**Instructions to follow:** Please pull the lines of the listing below, from its first line to the line containing "460, 537, 472]", both included, and reproduce them word for word.

####################

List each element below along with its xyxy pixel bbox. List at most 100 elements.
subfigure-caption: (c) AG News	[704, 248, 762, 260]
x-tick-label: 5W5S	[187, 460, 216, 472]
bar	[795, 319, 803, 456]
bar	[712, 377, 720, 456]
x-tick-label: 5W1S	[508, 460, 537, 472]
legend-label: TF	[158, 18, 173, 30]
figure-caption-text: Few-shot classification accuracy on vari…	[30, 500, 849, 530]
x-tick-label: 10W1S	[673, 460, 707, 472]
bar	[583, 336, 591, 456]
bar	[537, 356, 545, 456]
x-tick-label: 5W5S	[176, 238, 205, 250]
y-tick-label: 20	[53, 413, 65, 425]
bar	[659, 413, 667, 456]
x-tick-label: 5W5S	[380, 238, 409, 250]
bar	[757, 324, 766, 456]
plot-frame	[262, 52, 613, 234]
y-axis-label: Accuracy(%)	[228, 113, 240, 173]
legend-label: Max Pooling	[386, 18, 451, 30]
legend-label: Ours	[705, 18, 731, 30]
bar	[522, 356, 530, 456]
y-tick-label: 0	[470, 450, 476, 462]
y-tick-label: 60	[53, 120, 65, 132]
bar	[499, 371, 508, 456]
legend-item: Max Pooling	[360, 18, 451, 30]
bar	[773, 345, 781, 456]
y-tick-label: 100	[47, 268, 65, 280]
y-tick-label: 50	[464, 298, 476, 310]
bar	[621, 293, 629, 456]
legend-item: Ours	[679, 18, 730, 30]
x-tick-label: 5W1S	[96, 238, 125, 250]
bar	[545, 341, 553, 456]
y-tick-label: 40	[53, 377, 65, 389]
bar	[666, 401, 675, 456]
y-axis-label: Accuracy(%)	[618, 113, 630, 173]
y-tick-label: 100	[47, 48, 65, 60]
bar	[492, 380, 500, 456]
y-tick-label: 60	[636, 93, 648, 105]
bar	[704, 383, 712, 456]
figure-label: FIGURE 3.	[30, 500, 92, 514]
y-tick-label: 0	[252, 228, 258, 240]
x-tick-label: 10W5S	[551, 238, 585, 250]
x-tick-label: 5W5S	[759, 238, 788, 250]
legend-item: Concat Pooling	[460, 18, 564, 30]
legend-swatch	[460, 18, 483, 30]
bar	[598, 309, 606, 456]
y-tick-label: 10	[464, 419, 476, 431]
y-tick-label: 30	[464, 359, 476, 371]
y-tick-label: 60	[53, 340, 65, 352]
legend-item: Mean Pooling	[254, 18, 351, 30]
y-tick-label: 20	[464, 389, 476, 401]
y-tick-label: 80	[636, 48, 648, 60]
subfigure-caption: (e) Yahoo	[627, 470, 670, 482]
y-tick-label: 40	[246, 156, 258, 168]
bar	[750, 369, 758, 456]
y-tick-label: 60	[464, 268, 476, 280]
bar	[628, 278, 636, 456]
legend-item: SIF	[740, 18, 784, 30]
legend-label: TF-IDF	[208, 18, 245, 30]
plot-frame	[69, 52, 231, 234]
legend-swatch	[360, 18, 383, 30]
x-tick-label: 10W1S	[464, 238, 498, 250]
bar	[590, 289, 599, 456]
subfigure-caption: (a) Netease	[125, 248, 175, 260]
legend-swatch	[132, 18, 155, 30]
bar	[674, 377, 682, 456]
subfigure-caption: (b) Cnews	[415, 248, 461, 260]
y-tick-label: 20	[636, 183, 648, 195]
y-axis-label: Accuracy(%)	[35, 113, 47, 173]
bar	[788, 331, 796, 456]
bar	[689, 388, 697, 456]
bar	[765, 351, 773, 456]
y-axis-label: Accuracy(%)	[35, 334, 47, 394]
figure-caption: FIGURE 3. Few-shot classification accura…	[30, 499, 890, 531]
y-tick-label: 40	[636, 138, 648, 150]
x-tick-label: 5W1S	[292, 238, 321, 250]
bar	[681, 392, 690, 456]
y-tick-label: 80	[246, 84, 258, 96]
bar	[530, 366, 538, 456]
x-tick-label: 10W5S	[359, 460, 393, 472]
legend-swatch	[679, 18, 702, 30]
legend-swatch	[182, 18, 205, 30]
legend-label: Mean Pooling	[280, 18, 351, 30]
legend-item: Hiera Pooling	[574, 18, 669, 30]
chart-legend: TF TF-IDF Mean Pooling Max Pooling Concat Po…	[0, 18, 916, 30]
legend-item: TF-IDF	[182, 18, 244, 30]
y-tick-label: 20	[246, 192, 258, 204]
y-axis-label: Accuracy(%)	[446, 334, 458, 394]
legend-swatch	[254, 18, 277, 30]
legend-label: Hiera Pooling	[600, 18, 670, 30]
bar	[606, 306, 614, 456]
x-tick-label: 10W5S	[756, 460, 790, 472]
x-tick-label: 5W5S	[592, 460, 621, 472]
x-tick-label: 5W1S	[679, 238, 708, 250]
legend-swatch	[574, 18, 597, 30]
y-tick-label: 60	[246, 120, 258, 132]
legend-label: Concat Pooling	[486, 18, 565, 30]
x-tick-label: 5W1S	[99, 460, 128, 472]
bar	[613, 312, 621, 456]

####################

**Answer to this exercise:**
List each element below along with its xyxy pixel bbox. List at most 100 elements.
subfigure-caption: (c) AG News	[704, 248, 762, 260]
x-tick-label: 5W5S	[187, 460, 216, 472]
bar	[795, 319, 803, 456]
bar	[712, 377, 720, 456]
x-tick-label: 5W1S	[508, 460, 537, 472]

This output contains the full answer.